*Given exercise*:
Provide only the number of lines in the data below that contain the word "tetrad".
::: Input rows :::
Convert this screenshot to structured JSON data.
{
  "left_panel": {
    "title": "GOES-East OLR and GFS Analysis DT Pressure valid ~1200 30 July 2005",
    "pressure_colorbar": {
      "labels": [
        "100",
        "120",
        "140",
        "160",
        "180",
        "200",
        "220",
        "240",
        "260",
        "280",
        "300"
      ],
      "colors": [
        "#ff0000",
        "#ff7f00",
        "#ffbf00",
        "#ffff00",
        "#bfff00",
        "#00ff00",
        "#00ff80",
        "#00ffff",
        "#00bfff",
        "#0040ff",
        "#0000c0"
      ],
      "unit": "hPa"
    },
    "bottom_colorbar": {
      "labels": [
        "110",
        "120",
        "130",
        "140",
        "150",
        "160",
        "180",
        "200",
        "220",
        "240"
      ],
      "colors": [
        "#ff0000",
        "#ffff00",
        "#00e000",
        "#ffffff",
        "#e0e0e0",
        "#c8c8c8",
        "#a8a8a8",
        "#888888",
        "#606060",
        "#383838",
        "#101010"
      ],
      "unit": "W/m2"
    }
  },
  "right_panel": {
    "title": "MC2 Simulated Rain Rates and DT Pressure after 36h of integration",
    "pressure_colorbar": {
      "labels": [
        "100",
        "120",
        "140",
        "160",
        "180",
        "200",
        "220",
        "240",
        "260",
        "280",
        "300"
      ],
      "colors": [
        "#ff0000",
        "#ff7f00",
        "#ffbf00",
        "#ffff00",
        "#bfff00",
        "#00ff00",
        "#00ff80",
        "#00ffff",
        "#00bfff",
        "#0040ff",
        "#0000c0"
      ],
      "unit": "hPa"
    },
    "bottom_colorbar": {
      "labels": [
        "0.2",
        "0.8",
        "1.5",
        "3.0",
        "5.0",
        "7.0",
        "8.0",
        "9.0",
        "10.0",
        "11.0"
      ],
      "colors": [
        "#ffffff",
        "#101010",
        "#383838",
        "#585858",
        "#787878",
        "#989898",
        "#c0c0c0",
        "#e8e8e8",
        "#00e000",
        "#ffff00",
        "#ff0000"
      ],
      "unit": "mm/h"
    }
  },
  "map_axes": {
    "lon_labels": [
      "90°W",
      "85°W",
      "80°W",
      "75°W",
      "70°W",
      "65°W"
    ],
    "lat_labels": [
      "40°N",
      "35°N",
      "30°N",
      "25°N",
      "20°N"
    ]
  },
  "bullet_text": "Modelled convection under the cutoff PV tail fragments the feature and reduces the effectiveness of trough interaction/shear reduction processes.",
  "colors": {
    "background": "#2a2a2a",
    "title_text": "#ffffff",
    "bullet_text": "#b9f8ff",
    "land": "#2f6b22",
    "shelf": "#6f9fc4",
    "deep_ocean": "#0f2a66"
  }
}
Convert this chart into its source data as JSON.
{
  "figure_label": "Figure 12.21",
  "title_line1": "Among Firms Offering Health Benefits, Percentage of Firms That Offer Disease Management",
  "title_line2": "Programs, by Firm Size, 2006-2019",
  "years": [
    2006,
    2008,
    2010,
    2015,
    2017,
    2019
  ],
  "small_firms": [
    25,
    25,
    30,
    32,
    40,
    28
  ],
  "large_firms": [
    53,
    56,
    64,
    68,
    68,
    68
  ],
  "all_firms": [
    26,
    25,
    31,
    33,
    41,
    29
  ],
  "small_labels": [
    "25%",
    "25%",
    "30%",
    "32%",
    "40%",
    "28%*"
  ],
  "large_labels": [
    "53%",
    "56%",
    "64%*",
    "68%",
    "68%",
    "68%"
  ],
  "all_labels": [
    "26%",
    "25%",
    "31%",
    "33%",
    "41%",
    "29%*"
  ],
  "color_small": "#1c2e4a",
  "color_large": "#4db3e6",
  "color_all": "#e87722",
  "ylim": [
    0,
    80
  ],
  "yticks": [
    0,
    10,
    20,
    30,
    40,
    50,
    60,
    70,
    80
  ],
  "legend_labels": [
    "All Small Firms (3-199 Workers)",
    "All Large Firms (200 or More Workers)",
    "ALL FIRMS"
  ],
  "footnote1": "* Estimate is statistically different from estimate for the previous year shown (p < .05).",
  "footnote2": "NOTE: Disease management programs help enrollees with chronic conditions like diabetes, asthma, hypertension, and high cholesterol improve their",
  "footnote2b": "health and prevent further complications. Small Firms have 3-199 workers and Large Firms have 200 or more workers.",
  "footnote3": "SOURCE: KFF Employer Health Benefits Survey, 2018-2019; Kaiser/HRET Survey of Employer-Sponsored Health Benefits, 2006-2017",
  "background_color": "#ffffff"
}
:::
::: Input rows :::
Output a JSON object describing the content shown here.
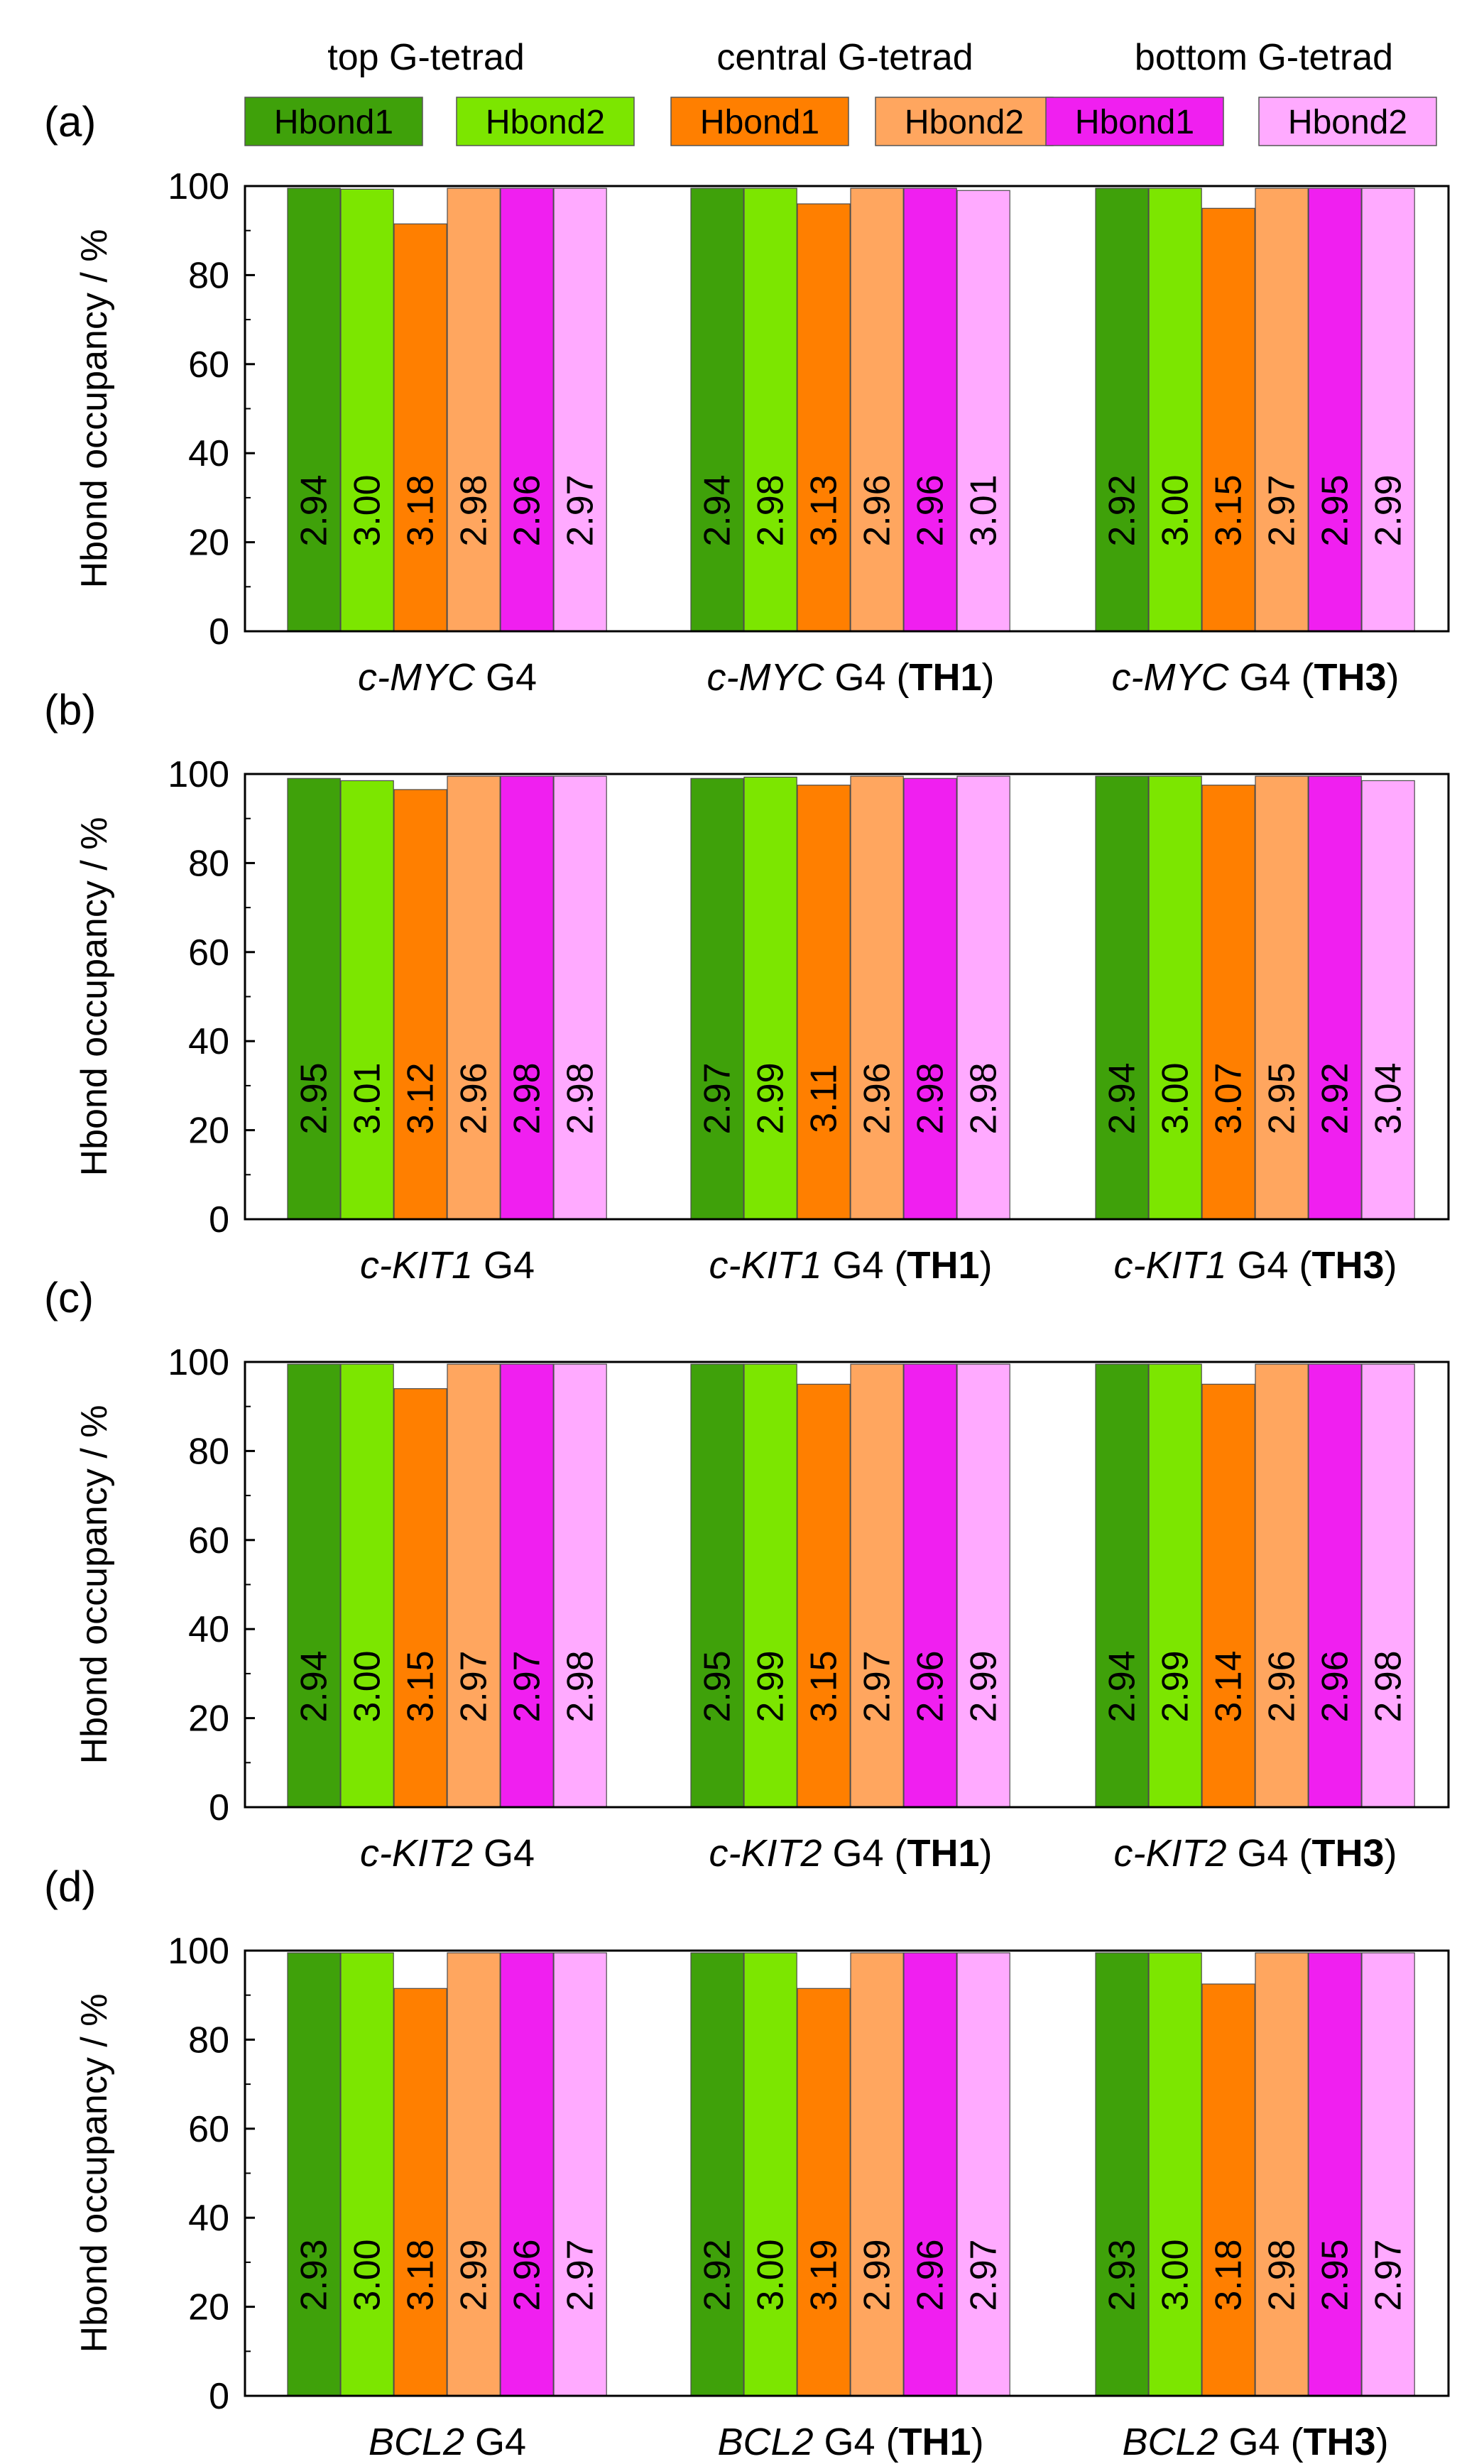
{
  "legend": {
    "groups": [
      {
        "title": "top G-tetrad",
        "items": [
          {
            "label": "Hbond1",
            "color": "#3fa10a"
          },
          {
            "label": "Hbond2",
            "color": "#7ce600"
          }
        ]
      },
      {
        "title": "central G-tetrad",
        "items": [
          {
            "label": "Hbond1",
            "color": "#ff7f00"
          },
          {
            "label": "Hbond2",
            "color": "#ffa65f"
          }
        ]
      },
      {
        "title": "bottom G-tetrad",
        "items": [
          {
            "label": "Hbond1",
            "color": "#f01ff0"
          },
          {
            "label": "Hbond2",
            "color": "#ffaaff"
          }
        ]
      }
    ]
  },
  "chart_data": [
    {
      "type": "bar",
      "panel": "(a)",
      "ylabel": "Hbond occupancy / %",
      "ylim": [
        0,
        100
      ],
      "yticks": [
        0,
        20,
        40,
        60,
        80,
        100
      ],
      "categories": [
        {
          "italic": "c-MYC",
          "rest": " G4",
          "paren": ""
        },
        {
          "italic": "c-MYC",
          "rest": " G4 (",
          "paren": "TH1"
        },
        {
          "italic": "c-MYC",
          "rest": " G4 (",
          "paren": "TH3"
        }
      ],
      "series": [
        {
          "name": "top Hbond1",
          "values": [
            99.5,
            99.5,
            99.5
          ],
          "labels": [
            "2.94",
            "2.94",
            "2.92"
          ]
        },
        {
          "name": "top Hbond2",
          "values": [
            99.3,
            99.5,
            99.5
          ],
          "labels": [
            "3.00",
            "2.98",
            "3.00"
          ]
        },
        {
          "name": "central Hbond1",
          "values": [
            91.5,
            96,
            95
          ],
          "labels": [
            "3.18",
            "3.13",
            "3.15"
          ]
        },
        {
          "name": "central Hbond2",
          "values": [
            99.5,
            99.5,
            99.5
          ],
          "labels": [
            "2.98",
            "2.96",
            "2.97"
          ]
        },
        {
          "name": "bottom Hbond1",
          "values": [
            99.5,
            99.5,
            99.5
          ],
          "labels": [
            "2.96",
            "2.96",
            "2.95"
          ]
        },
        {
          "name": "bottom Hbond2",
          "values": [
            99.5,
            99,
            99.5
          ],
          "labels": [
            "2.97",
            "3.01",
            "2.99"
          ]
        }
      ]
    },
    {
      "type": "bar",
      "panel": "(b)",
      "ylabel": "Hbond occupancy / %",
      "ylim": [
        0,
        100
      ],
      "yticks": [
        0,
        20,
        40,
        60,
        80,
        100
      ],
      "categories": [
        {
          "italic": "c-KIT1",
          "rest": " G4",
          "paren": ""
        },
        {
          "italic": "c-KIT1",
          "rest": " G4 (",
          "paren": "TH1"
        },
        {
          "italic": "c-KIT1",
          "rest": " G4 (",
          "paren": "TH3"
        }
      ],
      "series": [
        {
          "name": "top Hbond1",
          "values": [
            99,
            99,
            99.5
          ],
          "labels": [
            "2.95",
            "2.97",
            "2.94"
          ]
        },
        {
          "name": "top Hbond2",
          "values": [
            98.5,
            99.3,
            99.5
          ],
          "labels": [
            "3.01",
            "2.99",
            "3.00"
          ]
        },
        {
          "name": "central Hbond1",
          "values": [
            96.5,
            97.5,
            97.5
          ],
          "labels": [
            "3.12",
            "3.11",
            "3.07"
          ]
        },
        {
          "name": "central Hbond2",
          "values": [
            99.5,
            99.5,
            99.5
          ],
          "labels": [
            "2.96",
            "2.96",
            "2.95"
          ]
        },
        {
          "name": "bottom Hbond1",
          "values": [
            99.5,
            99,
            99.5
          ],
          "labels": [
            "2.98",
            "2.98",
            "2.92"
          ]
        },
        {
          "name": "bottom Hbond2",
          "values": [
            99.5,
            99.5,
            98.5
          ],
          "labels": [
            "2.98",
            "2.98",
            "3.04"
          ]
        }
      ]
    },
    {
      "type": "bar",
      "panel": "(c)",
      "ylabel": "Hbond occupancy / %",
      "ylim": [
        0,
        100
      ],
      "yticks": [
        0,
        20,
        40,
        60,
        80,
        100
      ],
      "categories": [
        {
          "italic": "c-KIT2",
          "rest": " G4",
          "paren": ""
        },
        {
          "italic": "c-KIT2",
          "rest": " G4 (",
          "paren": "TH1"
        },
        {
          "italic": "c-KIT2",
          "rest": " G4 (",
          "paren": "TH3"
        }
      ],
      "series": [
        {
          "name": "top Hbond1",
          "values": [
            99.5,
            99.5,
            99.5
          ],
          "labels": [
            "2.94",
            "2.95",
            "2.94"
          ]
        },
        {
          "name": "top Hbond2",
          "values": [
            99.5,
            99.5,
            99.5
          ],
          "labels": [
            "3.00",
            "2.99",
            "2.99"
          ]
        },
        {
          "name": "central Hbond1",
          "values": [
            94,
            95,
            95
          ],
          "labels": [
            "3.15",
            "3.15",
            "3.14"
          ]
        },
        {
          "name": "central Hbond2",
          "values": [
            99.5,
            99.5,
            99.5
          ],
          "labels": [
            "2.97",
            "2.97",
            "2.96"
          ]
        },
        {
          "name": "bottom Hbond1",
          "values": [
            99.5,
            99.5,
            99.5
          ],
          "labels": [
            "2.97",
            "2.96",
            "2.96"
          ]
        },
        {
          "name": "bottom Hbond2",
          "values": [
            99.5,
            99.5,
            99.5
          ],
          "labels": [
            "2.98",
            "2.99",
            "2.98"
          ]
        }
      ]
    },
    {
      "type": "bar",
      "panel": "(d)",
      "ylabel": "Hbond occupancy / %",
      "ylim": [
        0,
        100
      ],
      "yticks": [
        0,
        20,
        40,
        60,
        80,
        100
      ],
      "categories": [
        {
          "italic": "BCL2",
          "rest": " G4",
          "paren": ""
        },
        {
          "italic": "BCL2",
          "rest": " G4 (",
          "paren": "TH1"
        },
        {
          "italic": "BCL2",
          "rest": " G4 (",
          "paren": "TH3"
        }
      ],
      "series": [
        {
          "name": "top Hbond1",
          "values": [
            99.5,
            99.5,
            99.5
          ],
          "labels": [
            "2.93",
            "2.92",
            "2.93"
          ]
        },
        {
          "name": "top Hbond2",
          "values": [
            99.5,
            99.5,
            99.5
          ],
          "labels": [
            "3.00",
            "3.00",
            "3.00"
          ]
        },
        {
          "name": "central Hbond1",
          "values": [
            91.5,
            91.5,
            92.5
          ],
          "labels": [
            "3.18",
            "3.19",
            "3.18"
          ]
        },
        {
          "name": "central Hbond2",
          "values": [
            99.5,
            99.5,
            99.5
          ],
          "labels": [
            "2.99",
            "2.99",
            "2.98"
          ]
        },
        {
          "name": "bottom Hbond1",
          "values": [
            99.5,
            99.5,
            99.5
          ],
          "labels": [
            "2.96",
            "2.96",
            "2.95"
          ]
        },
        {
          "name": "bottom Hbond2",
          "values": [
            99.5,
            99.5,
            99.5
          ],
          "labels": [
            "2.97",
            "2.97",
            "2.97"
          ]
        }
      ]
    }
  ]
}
:::
::: Input rows :::
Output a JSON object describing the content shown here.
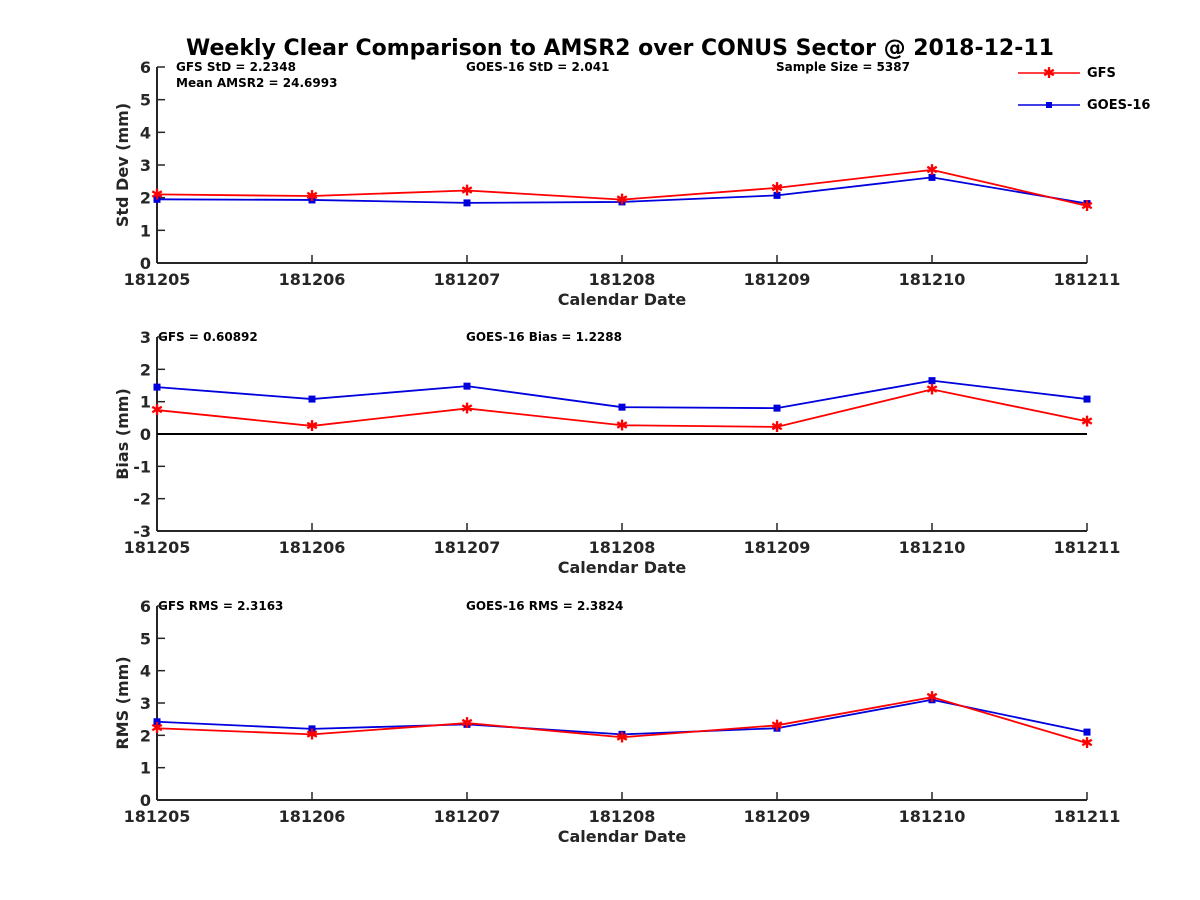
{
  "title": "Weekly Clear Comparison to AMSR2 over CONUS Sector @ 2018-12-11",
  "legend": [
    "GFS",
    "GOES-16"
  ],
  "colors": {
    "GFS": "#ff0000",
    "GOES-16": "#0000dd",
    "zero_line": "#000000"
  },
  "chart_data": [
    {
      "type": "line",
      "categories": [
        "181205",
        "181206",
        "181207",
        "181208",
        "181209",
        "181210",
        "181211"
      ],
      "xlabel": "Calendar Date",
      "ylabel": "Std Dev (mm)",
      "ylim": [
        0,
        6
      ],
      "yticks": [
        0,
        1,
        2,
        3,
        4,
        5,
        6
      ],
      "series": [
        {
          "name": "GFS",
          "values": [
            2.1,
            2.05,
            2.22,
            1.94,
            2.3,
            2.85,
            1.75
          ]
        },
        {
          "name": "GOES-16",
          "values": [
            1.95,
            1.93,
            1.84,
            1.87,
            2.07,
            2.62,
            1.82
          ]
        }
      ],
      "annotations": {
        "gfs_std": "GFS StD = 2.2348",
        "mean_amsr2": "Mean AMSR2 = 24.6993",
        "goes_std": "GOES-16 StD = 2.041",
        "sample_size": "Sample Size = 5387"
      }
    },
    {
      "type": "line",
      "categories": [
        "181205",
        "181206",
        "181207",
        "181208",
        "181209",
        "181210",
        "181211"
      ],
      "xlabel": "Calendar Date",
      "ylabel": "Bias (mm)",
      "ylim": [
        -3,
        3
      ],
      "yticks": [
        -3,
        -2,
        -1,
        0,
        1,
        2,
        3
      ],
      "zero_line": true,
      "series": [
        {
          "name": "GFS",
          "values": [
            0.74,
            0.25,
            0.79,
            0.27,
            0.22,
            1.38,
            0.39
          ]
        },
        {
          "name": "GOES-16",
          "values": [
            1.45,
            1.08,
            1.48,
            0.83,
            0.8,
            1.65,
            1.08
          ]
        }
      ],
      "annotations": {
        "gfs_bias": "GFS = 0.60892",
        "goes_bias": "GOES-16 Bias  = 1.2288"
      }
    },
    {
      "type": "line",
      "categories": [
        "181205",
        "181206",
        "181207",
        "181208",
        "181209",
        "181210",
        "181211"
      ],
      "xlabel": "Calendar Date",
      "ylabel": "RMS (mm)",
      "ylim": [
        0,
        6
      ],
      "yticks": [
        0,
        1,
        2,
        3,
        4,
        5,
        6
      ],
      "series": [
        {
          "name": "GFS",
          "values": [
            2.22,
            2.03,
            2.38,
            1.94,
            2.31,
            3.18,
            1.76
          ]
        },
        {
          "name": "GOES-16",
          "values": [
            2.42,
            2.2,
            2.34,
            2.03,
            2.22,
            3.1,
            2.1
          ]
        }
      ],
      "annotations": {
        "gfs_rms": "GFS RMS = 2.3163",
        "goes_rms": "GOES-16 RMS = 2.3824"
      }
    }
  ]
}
:::
*Written response*:
3